* Required task *
Find the word "text" in the records below. List each line containing it.

* Provided records *
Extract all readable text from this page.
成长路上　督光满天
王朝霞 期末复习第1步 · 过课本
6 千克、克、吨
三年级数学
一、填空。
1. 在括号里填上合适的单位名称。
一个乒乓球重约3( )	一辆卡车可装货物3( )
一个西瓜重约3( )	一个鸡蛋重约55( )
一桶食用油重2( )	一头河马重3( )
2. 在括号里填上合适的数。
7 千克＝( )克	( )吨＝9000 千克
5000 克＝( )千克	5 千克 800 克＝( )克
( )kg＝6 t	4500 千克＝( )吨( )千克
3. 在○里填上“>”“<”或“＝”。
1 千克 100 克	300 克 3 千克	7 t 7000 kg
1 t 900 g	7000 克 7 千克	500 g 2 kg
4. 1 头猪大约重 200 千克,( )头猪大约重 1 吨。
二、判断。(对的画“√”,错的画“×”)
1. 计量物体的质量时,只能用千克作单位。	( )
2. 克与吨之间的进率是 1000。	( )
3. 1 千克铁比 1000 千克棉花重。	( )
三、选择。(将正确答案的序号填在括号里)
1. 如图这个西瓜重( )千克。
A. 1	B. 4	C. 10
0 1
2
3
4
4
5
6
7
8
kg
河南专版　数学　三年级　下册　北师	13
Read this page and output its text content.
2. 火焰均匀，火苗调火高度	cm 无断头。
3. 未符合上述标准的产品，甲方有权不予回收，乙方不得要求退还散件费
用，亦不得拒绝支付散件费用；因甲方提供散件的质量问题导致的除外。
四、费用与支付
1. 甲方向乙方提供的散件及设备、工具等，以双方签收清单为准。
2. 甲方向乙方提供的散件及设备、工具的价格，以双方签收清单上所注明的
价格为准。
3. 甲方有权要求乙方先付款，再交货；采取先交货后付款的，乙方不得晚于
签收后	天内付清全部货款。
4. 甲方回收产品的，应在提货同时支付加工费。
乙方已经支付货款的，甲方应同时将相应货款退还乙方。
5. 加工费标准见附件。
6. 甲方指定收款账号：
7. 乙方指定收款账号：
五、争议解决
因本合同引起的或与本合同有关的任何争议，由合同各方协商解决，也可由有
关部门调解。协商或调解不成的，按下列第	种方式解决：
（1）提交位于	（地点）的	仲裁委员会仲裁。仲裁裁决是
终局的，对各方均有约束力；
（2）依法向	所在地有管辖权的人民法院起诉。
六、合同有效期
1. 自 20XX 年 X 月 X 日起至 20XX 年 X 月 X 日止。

* Answer to the problem *
Extract all readable text from this page.
Read this page and output its text content.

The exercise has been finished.